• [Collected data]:
********

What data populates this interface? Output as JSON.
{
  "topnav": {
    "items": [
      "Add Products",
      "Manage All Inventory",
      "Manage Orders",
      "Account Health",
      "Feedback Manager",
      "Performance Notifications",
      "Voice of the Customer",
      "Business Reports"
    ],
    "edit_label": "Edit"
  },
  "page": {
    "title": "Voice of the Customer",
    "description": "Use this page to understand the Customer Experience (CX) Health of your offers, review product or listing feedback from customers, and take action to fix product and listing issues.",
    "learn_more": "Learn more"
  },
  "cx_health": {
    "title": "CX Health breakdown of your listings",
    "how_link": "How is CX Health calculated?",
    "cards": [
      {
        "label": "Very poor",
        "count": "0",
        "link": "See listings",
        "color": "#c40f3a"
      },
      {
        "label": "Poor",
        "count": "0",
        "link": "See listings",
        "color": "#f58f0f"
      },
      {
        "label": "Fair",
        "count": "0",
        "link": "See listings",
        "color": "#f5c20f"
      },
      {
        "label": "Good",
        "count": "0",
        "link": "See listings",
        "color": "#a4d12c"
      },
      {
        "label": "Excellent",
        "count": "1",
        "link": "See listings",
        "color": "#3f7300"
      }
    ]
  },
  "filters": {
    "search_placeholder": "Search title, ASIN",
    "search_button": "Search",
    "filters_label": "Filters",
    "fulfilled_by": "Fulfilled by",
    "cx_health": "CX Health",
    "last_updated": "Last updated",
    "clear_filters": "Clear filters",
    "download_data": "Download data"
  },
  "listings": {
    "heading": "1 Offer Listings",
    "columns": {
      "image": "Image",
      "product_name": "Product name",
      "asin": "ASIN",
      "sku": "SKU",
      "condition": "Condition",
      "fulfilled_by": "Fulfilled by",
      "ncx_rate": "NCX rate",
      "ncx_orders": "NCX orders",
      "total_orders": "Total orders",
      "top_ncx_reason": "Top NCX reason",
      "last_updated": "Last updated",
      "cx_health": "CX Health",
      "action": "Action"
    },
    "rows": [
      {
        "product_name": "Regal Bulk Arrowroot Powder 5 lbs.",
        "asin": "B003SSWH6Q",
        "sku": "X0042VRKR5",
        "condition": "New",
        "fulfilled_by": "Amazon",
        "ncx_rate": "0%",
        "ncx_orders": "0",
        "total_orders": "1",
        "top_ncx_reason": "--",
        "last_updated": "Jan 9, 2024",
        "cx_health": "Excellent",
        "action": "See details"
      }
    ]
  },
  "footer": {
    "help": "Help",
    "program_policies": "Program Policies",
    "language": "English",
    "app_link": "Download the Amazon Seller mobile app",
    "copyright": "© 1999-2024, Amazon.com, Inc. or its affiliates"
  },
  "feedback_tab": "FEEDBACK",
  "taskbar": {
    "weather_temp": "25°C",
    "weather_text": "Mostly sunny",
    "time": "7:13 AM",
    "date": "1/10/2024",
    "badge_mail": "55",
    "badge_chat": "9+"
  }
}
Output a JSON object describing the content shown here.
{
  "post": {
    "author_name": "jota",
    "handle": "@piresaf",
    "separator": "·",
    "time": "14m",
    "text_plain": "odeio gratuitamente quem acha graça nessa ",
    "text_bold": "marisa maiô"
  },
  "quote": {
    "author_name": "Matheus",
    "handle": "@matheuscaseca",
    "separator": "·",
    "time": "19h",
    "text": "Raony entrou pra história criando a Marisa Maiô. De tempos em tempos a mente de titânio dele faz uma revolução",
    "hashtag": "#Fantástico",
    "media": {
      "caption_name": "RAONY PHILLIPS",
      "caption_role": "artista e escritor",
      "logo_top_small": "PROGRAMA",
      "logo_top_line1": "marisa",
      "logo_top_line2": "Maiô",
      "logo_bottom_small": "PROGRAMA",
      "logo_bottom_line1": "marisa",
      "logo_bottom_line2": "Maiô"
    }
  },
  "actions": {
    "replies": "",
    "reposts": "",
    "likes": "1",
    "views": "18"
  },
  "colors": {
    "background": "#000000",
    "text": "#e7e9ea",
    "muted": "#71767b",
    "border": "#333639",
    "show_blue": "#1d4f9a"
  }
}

********

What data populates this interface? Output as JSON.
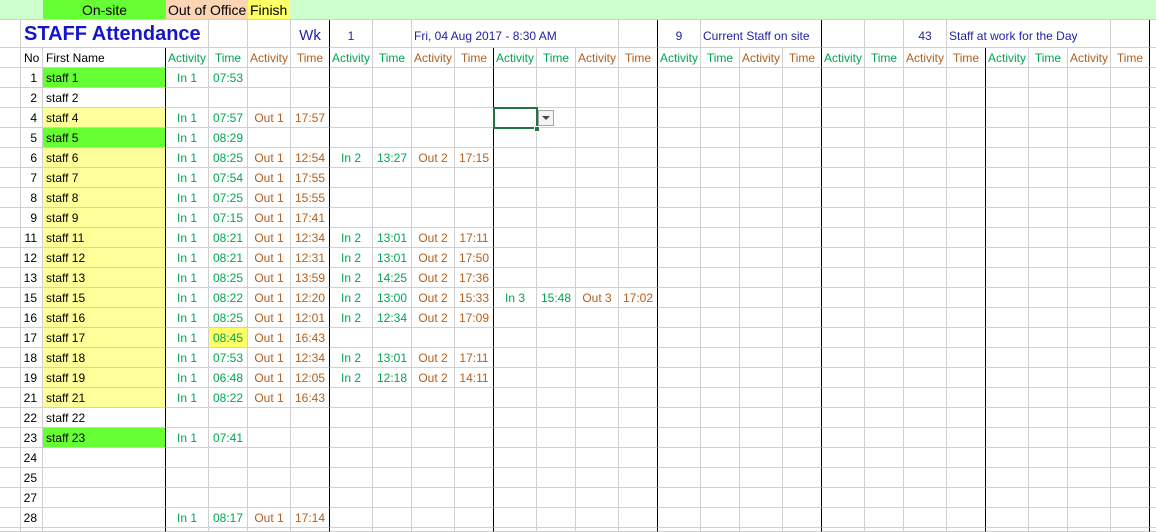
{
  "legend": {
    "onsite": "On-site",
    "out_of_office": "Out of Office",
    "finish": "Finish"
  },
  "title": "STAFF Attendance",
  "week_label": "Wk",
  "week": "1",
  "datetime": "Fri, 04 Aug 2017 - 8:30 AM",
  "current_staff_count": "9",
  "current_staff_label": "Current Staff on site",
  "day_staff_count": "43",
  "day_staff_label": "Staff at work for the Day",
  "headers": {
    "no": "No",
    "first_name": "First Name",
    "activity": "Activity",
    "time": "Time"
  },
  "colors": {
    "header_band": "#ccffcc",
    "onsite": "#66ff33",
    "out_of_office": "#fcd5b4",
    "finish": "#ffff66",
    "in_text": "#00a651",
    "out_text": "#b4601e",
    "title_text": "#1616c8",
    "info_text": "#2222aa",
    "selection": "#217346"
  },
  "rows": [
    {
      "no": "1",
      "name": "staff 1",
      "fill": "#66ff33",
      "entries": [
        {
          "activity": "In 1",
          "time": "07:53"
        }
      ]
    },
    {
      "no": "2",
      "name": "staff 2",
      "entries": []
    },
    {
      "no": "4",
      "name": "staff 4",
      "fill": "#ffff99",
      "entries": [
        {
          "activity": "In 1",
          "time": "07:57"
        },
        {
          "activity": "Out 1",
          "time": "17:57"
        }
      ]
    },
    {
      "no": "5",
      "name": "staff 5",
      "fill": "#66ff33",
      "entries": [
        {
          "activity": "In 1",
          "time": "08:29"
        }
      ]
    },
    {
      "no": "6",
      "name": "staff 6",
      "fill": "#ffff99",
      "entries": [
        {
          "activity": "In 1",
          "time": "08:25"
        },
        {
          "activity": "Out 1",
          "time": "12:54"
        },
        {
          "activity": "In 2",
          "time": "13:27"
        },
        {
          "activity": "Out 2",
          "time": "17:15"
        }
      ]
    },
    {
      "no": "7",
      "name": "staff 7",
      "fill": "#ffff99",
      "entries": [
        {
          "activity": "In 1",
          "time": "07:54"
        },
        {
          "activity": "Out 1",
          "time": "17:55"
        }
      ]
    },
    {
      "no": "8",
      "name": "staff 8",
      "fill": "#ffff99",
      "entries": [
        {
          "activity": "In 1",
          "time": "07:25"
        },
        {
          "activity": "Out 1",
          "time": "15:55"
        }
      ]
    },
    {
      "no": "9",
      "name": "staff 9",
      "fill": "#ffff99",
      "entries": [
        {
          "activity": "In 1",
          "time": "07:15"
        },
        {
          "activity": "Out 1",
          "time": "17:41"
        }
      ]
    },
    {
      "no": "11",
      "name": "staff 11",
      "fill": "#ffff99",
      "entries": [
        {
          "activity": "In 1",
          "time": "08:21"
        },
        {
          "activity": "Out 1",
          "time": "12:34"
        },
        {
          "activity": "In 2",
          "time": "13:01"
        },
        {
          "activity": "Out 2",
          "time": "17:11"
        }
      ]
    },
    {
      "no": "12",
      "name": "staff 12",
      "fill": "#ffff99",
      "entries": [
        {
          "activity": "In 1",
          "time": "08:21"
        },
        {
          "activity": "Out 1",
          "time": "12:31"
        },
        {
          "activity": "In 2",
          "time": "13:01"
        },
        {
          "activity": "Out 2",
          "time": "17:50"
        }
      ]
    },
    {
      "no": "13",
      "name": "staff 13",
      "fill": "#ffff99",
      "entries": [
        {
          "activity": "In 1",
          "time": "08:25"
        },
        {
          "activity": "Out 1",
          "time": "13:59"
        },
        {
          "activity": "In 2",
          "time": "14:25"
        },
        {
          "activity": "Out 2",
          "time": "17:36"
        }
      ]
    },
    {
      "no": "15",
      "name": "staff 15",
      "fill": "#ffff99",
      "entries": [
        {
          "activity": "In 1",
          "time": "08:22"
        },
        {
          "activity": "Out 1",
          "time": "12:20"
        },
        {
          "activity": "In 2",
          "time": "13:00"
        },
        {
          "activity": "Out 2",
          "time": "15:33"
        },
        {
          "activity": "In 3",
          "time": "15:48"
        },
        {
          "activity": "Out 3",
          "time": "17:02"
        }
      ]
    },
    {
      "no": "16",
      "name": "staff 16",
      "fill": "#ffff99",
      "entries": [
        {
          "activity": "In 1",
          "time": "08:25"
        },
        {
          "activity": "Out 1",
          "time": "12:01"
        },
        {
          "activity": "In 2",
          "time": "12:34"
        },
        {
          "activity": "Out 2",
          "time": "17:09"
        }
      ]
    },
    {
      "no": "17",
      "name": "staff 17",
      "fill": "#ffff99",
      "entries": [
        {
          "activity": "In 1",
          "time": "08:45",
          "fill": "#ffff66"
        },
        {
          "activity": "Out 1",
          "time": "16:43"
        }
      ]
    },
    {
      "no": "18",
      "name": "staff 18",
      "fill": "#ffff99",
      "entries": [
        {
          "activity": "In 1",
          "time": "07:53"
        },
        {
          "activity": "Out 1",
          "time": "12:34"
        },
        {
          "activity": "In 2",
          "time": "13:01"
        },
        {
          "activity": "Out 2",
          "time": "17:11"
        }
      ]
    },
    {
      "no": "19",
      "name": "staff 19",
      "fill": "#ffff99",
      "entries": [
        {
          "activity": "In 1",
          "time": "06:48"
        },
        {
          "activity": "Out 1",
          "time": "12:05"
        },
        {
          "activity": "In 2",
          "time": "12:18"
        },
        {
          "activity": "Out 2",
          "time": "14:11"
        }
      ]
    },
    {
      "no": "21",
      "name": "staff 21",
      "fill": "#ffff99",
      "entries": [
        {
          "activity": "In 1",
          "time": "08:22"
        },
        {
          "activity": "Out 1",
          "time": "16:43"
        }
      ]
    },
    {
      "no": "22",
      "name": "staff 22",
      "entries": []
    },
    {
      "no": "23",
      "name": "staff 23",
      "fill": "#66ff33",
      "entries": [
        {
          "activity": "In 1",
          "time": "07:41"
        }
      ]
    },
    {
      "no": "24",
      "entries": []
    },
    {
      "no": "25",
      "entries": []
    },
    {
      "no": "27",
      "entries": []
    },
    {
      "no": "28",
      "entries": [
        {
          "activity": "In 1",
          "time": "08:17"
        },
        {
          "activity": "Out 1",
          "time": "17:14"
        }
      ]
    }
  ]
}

********

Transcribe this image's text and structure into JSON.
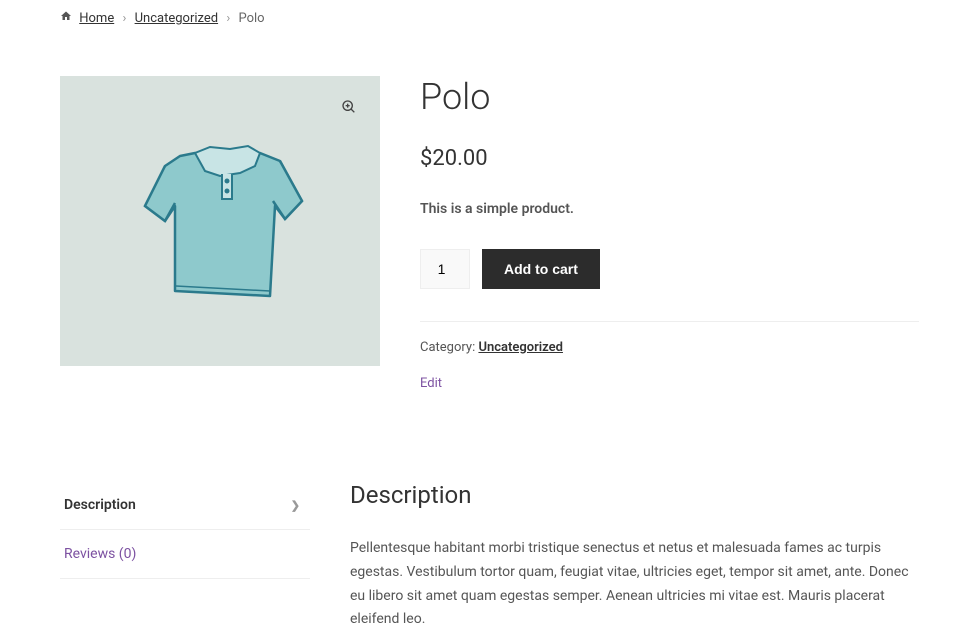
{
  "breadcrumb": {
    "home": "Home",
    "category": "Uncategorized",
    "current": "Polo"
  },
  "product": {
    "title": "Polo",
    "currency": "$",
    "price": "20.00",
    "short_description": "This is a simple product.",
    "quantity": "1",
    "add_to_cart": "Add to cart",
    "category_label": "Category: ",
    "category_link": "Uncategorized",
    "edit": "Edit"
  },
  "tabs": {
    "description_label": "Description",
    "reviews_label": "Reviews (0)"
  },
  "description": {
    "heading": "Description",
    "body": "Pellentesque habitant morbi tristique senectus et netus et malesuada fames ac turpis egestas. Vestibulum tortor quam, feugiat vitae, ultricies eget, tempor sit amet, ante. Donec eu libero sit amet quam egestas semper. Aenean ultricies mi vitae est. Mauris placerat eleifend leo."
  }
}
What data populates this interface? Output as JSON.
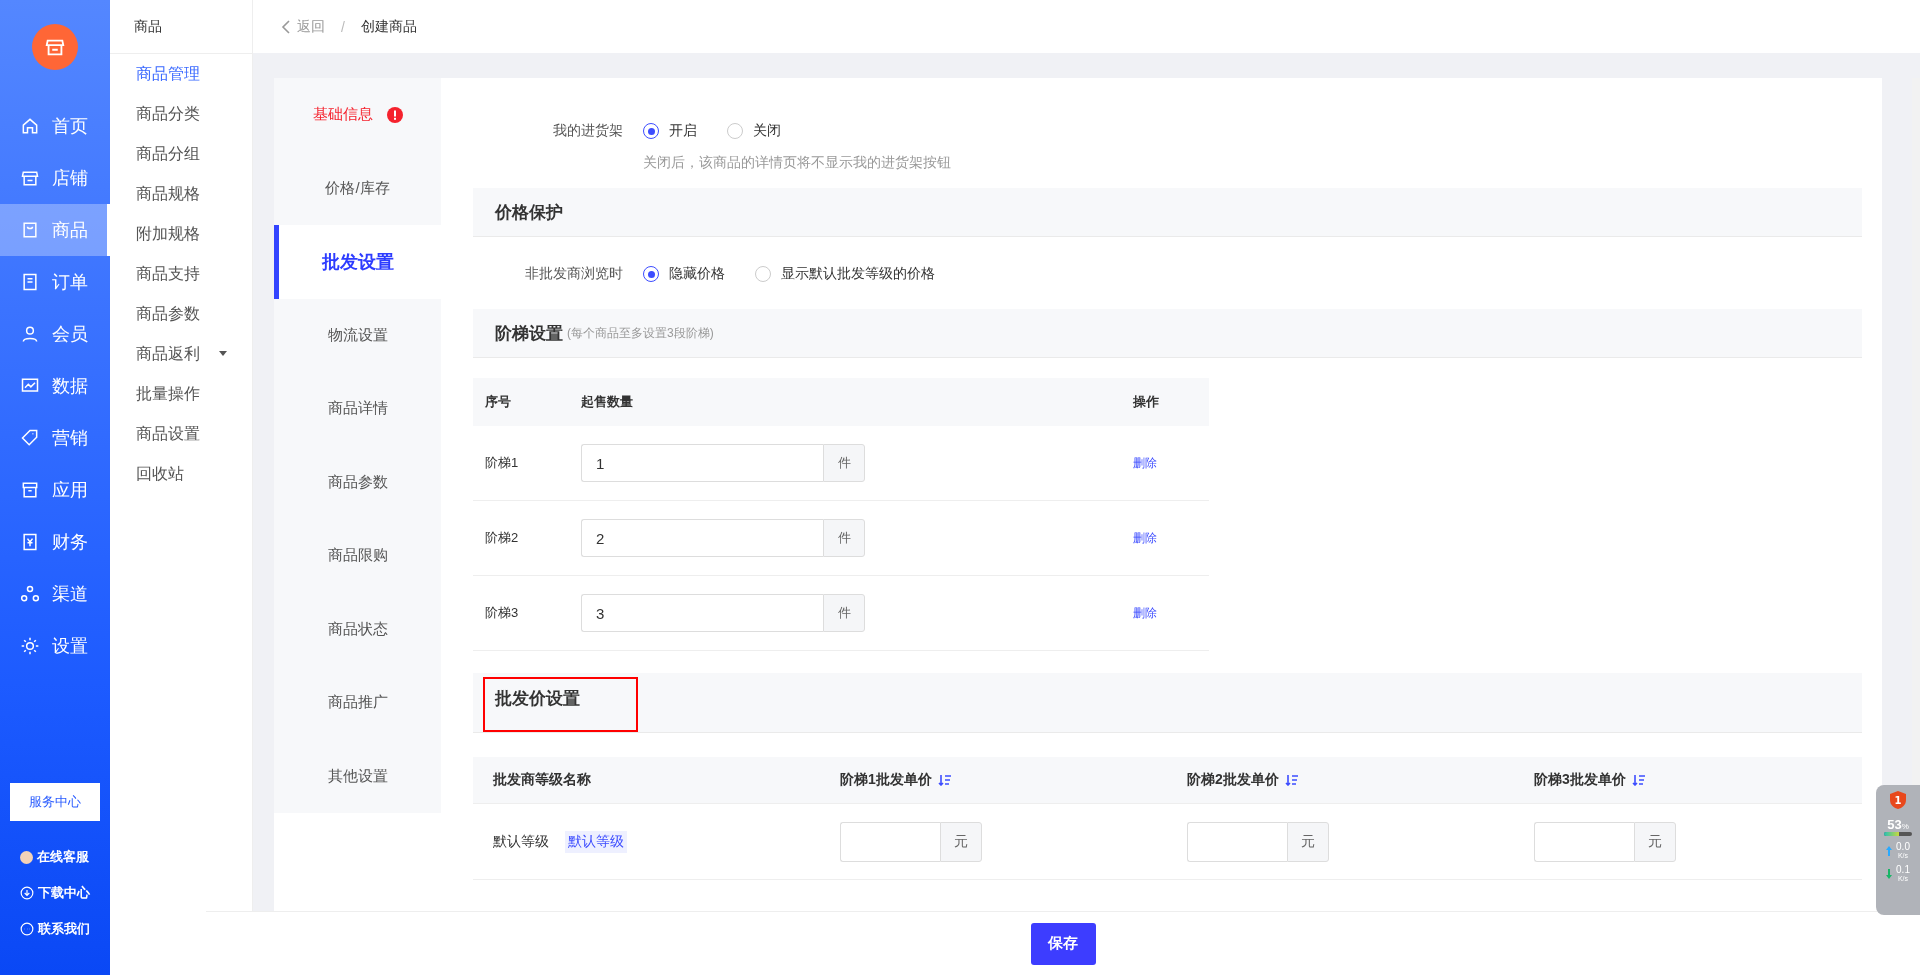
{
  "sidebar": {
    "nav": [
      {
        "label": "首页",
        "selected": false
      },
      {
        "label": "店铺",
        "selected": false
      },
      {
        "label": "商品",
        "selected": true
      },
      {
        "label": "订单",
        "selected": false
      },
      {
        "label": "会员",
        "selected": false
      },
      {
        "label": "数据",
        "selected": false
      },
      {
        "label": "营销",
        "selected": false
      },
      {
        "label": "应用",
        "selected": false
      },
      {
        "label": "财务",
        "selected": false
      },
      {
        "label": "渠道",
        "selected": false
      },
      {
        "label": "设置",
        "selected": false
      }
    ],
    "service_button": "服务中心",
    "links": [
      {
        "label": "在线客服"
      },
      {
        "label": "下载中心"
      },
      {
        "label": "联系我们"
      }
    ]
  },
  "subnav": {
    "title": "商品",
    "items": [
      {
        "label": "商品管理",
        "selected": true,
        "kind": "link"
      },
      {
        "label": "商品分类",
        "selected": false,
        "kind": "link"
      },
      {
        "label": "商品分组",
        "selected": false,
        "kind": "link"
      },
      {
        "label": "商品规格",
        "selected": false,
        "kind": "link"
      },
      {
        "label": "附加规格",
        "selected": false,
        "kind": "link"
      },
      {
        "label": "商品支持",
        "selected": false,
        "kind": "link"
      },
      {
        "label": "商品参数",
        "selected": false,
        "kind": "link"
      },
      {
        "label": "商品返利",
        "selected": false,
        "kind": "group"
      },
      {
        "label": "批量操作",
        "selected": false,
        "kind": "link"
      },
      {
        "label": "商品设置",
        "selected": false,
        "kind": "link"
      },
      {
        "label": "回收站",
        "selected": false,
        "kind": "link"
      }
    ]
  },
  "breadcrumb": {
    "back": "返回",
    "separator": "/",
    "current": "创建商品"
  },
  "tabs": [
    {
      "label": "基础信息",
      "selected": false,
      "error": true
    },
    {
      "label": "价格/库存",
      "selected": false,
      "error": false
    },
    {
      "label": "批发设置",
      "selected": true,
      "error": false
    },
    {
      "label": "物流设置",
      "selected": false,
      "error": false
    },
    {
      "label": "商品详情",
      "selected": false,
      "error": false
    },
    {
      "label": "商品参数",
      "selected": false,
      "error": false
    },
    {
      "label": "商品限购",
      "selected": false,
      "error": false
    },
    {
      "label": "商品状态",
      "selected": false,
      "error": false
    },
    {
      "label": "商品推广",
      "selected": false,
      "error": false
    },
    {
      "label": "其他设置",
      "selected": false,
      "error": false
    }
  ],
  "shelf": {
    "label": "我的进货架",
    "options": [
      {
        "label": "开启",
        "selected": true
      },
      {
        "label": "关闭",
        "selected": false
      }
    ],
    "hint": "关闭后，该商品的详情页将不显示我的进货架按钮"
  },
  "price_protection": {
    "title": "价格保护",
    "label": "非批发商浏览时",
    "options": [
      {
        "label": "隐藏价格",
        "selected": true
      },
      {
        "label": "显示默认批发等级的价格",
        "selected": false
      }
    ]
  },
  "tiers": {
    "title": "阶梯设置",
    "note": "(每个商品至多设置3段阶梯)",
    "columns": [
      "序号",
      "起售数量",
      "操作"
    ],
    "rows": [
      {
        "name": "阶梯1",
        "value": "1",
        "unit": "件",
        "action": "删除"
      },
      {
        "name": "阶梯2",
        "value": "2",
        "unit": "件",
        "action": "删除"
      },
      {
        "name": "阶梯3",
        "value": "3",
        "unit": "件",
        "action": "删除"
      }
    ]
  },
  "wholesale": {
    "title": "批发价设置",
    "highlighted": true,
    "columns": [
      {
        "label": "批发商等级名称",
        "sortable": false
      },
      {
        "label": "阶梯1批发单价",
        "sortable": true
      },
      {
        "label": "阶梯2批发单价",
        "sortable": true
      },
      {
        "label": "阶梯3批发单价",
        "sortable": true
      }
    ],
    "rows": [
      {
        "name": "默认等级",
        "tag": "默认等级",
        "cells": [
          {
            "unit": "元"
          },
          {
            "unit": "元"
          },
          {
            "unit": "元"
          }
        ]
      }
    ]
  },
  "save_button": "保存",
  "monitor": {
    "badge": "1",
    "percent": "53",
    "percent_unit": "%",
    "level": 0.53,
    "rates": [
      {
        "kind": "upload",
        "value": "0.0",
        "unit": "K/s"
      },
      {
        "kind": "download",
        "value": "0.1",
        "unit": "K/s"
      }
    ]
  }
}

********

• [Exercise prompt]: In the records above, find each line with the word "your" and copy it.

• [The answer]:
    "description": "Use this page to understand the Customer Experience (CX) Health of your offers, review product or listing feedback from customers, and take action to fix product and listing issues.",
    "title": "CX Health breakdown of your listings",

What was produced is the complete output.